▶ _WHAT IS ASKED_
Your answer should be a single number: the count of lines that include "times".

Stored records

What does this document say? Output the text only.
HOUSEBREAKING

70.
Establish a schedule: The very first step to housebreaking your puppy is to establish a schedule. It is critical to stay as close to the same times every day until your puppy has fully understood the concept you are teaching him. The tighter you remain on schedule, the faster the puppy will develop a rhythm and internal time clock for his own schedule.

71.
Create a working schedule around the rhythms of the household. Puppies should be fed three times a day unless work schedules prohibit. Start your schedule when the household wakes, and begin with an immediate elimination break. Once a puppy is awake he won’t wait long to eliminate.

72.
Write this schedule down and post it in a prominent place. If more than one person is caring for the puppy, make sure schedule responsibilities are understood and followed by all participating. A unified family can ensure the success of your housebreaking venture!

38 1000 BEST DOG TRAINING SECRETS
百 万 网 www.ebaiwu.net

▶ _THE REPLY_
2